(Collection entries)

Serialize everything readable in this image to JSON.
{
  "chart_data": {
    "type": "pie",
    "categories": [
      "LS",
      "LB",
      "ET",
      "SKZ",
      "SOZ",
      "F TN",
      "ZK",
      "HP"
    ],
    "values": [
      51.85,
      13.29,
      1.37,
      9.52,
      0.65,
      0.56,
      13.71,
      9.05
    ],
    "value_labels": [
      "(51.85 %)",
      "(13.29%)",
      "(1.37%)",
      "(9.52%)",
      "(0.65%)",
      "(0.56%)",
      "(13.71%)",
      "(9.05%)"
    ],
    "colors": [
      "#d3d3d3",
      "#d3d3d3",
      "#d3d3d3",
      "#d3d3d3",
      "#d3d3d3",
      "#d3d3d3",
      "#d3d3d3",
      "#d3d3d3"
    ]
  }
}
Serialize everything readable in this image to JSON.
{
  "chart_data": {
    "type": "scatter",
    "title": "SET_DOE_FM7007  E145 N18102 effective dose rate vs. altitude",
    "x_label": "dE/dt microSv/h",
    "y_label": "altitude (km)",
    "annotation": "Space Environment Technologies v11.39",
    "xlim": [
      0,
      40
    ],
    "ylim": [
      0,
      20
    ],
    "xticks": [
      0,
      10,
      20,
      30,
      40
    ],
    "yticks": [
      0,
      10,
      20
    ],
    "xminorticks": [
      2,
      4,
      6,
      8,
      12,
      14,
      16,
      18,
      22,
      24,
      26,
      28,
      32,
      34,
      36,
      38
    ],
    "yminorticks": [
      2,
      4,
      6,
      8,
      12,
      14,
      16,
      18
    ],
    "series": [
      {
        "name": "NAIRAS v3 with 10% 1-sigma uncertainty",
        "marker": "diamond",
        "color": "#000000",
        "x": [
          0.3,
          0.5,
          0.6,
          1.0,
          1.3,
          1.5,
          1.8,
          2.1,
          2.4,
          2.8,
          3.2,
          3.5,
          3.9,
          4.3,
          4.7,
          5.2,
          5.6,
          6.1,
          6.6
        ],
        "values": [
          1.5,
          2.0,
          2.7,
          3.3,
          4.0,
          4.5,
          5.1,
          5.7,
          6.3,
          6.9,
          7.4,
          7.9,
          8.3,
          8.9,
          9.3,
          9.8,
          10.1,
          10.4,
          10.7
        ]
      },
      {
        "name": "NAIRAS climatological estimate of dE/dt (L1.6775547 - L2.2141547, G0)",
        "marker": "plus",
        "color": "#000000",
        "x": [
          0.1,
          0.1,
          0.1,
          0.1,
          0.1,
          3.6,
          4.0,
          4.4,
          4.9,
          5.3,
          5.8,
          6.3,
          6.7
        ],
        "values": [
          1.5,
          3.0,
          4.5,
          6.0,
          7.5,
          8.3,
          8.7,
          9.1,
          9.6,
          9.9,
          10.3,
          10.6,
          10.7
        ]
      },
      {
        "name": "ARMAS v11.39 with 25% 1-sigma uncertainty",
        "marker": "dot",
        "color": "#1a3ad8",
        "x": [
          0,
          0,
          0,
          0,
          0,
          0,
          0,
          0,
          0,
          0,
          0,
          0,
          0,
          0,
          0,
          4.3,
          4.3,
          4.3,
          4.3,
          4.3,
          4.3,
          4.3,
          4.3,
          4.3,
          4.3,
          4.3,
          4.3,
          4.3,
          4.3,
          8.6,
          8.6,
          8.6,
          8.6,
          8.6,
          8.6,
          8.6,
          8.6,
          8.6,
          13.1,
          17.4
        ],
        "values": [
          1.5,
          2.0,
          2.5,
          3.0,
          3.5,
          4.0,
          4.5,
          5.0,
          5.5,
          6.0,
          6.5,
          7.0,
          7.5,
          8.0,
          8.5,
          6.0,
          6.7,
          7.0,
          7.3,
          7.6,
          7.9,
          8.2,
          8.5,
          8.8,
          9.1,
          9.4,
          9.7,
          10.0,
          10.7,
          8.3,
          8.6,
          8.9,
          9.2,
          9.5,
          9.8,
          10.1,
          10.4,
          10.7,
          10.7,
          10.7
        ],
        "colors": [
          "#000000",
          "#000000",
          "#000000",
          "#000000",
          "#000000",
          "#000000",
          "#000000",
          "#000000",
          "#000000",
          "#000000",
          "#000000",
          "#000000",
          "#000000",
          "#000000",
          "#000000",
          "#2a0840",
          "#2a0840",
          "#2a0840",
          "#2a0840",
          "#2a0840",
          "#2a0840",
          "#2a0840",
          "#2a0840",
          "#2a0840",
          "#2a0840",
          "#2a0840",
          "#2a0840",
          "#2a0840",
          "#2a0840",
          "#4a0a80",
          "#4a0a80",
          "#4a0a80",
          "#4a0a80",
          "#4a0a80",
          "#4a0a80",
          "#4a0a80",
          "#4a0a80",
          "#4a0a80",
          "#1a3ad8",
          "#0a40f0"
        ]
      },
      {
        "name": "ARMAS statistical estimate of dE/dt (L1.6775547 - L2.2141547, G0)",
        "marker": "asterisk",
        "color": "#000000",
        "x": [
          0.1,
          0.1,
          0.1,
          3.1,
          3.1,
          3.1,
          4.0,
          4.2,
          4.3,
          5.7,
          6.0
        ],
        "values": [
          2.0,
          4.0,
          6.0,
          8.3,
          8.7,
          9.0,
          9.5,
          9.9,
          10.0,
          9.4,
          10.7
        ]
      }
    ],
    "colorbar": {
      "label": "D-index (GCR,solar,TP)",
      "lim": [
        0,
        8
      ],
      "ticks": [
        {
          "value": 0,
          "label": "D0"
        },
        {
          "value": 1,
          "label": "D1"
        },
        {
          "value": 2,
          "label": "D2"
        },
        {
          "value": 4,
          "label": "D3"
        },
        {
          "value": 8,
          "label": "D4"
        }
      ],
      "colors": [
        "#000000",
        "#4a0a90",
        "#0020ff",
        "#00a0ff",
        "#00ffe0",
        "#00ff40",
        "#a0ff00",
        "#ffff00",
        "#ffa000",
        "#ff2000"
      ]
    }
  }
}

### INSTRUCTION:
Repeat every record, keeping each word and mark exactly as it is.

### WRITTEN RESPONSE:
Serialize everything readable in this image to JSON.
{
  "chart_data": {
    "type": "pie",
    "categories": [
      "LS",
      "LB",
      "ET",
      "SKZ",
      "SOZ",
      "F TN",
      "ZK",
      "HP"
    ],
    "values": [
      51.85,
      13.29,
      1.37,
      9.52,
      0.65,
      0.56,
      13.71,
      9.05
    ],
    "value_labels": [
      "(51.85 %)",
      "(13.29%)",
      "(1.37%)",
      "(9.52%)",
      "(0.65%)",
      "(0.56%)",
      "(13.71%)",
      "(9.05%)"
    ],
    "colors": [
      "#d3d3d3",
      "#d3d3d3",
      "#d3d3d3",
      "#d3d3d3",
      "#d3d3d3",
      "#d3d3d3",
      "#d3d3d3",
      "#d3d3d3"
    ]
  }
}
Serialize everything readable in this image to JSON.
{
  "chart_data": {
    "type": "scatter",
    "title": "SET_DOE_FM7007  E145 N18102 effective dose rate vs. altitude",
    "x_label": "dE/dt microSv/h",
    "y_label": "altitude (km)",
    "annotation": "Space Environment Technologies v11.39",
    "xlim": [
      0,
      40
    ],
    "ylim": [
      0,
      20
    ],
    "xticks": [
      0,
      10,
      20,
      30,
      40
    ],
    "yticks": [
      0,
      10,
      20
    ],
    "xminorticks": [
      2,
      4,
      6,
      8,
      12,
      14,
      16,
      18,
      22,
      24,
      26,
      28,
      32,
      34,
      36,
      38
    ],
    "yminorticks": [
      2,
      4,
      6,
      8,
      12,
      14,
      16,
      18
    ],
    "series": [
      {
        "name": "NAIRAS v3 with 10% 1-sigma uncertainty",
        "marker": "diamond",
        "color": "#000000",
        "x": [
          0.3,
          0.5,
          0.6,
          1.0,
          1.3,
          1.5,
          1.8,
          2.1,
          2.4,
          2.8,
          3.2,
          3.5,
          3.9,
          4.3,
          4.7,
          5.2,
          5.6,
          6.1,
          6.6
        ],
        "values": [
          1.5,
          2.0,
          2.7,
          3.3,
          4.0,
          4.5,
          5.1,
          5.7,
          6.3,
          6.9,
          7.4,
          7.9,
          8.3,
          8.9,
          9.3,
          9.8,
          10.1,
          10.4,
          10.7
        ]
      },
      {
        "name": "NAIRAS climatological estimate of dE/dt (L1.6775547 - L2.2141547, G0)",
        "marker": "plus",
        "color": "#000000",
        "x": [
          0.1,
          0.1,
          0.1,
          0.1,
          0.1,
          3.6,
          4.0,
          4.4,
          4.9,
          5.3,
          5.8,
          6.3,
          6.7
        ],
        "values": [
          1.5,
          3.0,
          4.5,
          6.0,
          7.5,
          8.3,
          8.7,
          9.1,
          9.6,
          9.9,
          10.3,
          10.6,
          10.7
        ]
      },
      {
        "name": "ARMAS v11.39 with 25% 1-sigma uncertainty",
        "marker": "dot",
        "color": "#1a3ad8",
        "x": [
          0,
          0,
          0,
          0,
          0,
          0,
          0,
          0,
          0,
          0,
          0,
          0,
          0,
          0,
          0,
          4.3,
          4.3,
          4.3,
          4.3,
          4.3,
          4.3,
          4.3,
          4.3,
          4.3,
          4.3,
          4.3,
          4.3,
          4.3,
          4.3,
          8.6,
          8.6,
          8.6,
          8.6,
          8.6,
          8.6,
          8.6,
          8.6,
          8.6,
          13.1,
          17.4
        ],
        "values": [
          1.5,
          2.0,
          2.5,
          3.0,
          3.5,
          4.0,
          4.5,
          5.0,
          5.5,
          6.0,
          6.5,
          7.0,
          7.5,
          8.0,
          8.5,
          6.0,
          6.7,
          7.0,
          7.3,
          7.6,
          7.9,
          8.2,
          8.5,
          8.8,
          9.1,
          9.4,
          9.7,
          10.0,
          10.7,
          8.3,
          8.6,
          8.9,
          9.2,
          9.5,
          9.8,
          10.1,
          10.4,
          10.7,
          10.7,
          10.7
        ],
        "colors": [
          "#000000",
          "#000000",
          "#000000",
          "#000000",
          "#000000",
          "#000000",
          "#000000",
          "#000000",
          "#000000",
          "#000000",
          "#000000",
          "#000000",
          "#000000",
          "#000000",
          "#000000",
          "#2a0840",
          "#2a0840",
          "#2a0840",
          "#2a0840",
          "#2a0840",
          "#2a0840",
          "#2a0840",
          "#2a0840",
          "#2a0840",
          "#2a0840",
          "#2a0840",
          "#2a0840",
          "#2a0840",
          "#2a0840",
          "#4a0a80",
          "#4a0a80",
          "#4a0a80",
          "#4a0a80",
          "#4a0a80",
          "#4a0a80",
          "#4a0a80",
          "#4a0a80",
          "#4a0a80",
          "#1a3ad8",
          "#0a40f0"
        ]
      },
      {
        "name": "ARMAS statistical estimate of dE/dt (L1.6775547 - L2.2141547, G0)",
        "marker": "asterisk",
        "color": "#000000",
        "x": [
          0.1,
          0.1,
          0.1,
          3.1,
          3.1,
          3.1,
          4.0,
          4.2,
          4.3,
          5.7,
          6.0
        ],
        "values": [
          2.0,
          4.0,
          6.0,
          8.3,
          8.7,
          9.0,
          9.5,
          9.9,
          10.0,
          9.4,
          10.7
        ]
      }
    ],
    "colorbar": {
      "label": "D-index (GCR,solar,TP)",
      "lim": [
        0,
        8
      ],
      "ticks": [
        {
          "value": 0,
          "label": "D0"
        },
        {
          "value": 1,
          "label": "D1"
        },
        {
          "value": 2,
          "label": "D2"
        },
        {
          "value": 4,
          "label": "D3"
        },
        {
          "value": 8,
          "label": "D4"
        }
      ],
      "colors": [
        "#000000",
        "#4a0a90",
        "#0020ff",
        "#00a0ff",
        "#00ffe0",
        "#00ff40",
        "#a0ff00",
        "#ffff00",
        "#ffa000",
        "#ff2000"
      ]
    }
  }
}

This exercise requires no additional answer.